_LISTED ENTRIES_:
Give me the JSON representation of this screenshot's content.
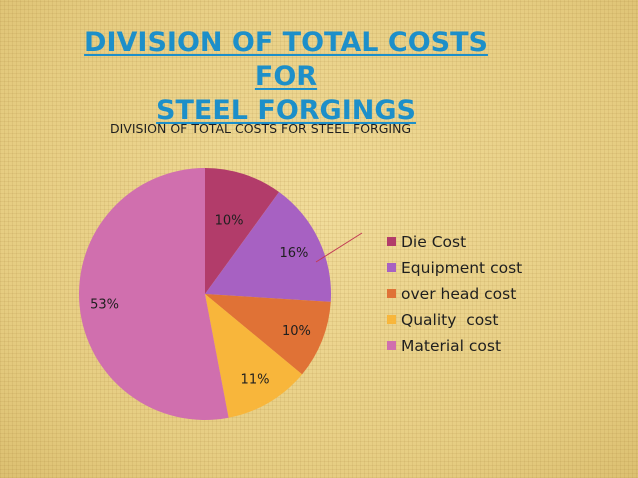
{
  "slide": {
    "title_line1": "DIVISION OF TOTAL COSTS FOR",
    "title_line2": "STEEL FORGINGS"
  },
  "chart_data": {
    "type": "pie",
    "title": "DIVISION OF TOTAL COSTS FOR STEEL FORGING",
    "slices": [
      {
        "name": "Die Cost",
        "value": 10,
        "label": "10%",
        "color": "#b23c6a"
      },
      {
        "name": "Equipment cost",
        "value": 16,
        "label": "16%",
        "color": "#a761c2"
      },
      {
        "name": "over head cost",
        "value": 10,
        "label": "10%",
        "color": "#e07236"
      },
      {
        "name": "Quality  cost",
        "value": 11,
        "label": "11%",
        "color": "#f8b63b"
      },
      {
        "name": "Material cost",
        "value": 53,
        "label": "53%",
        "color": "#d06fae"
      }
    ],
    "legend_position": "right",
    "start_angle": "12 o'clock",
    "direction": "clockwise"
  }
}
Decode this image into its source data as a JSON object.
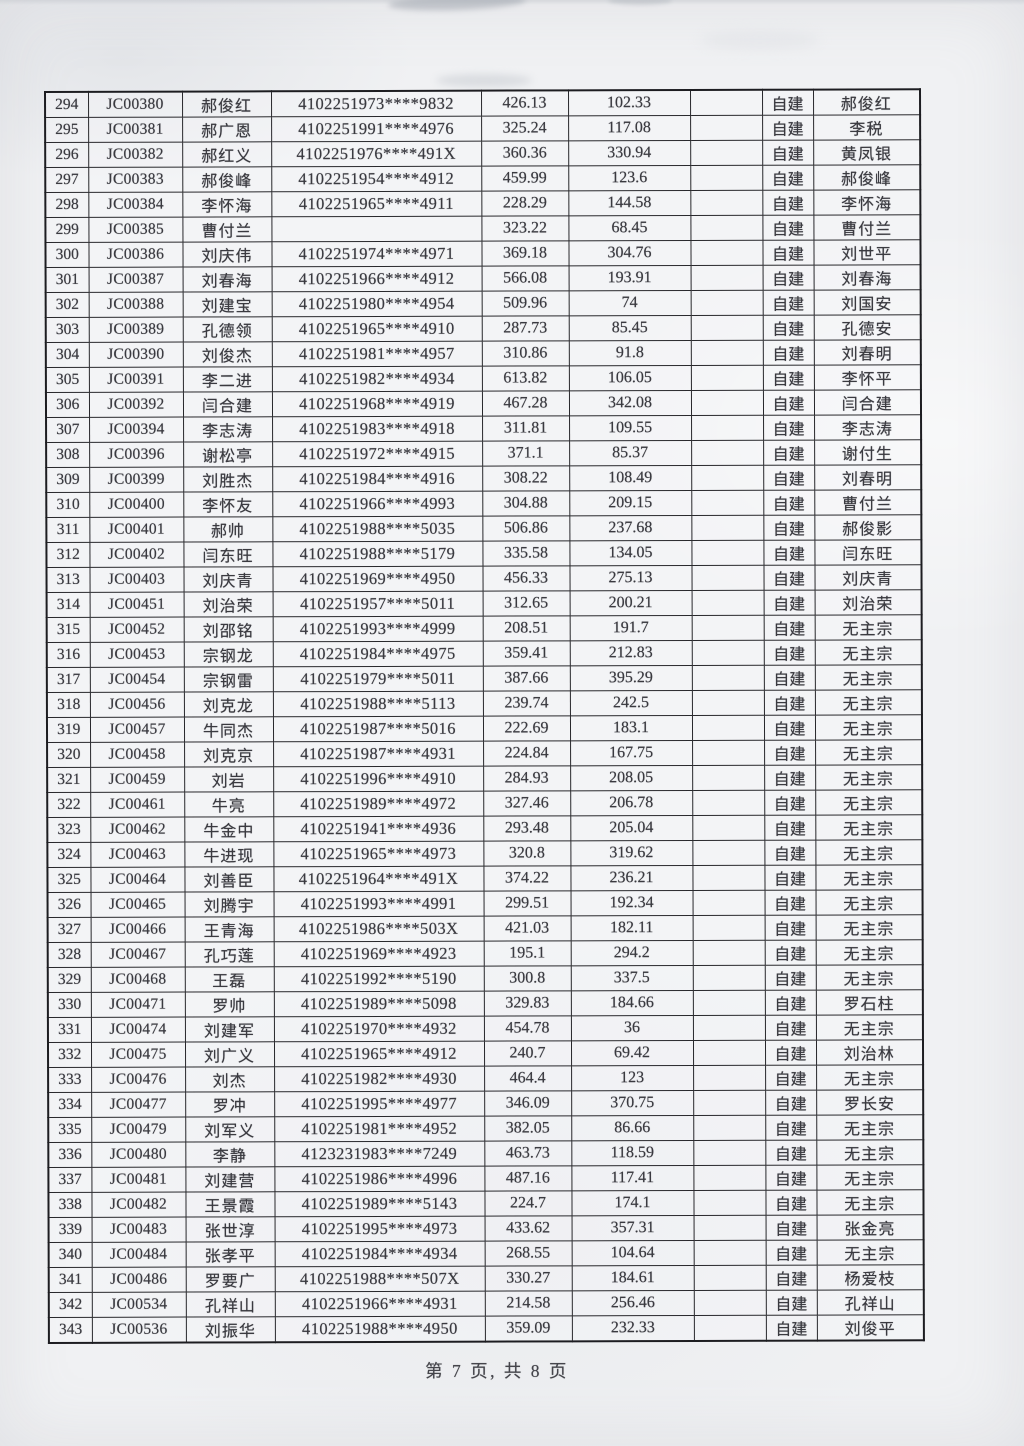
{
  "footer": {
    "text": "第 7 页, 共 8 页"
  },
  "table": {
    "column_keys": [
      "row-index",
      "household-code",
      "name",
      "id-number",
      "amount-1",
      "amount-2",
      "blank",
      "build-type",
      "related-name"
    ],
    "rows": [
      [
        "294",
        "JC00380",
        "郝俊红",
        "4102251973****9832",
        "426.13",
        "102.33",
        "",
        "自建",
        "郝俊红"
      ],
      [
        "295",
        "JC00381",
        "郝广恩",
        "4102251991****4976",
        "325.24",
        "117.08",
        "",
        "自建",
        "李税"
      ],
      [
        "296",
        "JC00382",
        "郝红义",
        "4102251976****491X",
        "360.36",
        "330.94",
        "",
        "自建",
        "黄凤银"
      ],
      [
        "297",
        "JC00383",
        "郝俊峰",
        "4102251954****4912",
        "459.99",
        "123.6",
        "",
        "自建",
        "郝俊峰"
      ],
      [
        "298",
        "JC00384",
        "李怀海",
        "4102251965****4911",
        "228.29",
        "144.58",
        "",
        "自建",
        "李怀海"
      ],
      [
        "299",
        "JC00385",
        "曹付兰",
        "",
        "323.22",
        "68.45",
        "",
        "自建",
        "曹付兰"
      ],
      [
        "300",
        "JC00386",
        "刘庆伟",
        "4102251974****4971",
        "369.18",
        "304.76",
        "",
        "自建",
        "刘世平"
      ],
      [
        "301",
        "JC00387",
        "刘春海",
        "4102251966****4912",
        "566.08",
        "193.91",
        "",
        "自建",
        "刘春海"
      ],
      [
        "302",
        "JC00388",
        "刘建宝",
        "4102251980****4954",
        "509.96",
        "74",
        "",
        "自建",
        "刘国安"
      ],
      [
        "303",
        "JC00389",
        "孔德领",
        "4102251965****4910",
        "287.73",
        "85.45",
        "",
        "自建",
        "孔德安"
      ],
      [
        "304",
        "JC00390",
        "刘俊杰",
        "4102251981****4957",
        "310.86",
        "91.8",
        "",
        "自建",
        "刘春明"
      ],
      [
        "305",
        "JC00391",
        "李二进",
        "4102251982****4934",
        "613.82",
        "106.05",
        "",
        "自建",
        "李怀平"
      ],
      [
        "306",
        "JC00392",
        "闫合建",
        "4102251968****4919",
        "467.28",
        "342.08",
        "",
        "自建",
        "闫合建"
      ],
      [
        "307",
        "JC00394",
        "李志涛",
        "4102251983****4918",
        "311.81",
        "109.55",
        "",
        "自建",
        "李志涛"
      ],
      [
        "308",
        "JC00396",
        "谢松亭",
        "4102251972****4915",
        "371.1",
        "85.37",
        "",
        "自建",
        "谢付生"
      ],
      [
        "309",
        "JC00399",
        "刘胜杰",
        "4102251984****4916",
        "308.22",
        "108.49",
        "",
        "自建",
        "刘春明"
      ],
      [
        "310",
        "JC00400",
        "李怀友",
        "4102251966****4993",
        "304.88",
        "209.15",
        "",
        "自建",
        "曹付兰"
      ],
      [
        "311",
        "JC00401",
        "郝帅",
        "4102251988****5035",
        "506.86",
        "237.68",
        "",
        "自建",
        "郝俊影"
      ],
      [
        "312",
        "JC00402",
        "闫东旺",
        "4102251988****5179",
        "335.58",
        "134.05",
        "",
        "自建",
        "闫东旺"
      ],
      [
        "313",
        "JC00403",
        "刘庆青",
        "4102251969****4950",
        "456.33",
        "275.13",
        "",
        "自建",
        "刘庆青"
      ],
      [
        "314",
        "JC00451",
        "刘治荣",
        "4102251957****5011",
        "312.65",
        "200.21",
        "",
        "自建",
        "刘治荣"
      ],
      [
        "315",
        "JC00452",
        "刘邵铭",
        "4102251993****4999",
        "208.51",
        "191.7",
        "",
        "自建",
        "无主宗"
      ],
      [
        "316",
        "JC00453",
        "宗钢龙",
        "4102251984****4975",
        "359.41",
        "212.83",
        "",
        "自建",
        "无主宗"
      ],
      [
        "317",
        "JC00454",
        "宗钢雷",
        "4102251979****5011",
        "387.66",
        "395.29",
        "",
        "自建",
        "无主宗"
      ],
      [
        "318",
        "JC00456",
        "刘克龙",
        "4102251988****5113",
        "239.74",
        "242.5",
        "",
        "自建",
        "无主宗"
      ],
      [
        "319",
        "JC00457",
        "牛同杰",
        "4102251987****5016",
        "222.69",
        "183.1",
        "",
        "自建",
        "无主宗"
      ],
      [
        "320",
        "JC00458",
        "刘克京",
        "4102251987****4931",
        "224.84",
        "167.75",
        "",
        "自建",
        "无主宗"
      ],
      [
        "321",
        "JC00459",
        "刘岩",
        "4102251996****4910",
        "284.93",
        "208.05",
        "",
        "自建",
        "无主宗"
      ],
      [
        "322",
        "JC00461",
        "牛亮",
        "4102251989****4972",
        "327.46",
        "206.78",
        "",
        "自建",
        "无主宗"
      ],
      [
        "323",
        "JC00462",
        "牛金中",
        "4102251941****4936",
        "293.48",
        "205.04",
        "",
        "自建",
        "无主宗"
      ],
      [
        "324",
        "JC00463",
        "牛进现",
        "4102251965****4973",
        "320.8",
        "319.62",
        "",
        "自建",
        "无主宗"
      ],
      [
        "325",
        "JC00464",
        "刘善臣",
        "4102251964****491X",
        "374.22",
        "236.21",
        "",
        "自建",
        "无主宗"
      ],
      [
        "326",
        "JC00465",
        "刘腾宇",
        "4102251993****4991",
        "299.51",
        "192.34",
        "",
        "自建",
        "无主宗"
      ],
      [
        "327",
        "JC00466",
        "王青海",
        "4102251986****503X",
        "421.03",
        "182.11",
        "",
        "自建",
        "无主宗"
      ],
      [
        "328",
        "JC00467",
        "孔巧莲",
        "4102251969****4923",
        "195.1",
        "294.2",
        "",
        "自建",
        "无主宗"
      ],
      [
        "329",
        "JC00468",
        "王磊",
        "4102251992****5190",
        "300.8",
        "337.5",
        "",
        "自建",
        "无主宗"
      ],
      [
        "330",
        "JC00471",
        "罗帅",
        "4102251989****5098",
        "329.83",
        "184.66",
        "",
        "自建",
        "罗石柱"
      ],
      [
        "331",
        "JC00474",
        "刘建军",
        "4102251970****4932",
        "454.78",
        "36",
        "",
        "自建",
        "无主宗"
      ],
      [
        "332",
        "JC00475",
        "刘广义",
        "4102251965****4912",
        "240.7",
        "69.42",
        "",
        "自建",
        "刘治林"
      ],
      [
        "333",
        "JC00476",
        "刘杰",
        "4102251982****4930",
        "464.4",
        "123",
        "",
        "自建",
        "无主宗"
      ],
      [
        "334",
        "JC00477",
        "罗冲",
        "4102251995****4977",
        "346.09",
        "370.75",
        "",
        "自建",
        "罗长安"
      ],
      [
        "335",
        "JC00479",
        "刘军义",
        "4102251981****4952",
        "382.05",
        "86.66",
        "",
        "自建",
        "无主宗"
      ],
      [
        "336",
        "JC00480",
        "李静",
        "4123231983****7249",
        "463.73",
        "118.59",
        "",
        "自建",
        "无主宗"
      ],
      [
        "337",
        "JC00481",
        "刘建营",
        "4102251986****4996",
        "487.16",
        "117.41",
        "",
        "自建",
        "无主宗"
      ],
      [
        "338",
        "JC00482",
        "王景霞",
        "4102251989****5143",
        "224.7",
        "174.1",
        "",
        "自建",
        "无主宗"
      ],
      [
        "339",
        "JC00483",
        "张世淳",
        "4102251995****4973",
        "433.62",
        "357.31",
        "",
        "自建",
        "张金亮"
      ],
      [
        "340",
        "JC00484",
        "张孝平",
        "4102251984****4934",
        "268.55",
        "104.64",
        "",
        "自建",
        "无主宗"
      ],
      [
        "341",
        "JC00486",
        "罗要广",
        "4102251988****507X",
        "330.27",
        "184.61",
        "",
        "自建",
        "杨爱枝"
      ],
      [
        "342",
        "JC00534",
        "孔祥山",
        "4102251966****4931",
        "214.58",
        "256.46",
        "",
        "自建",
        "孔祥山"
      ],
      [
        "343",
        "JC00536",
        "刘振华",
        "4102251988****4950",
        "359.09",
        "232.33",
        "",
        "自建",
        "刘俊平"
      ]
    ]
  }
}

_INSTRUCTIONS FOR THE TASK_: Collect each line of the entries that has the word "this", copying it in full.

_TASK ANSWER_:
Give me the JSON representation of this screenshot's content.
Decode this image into its source data as a JSON object.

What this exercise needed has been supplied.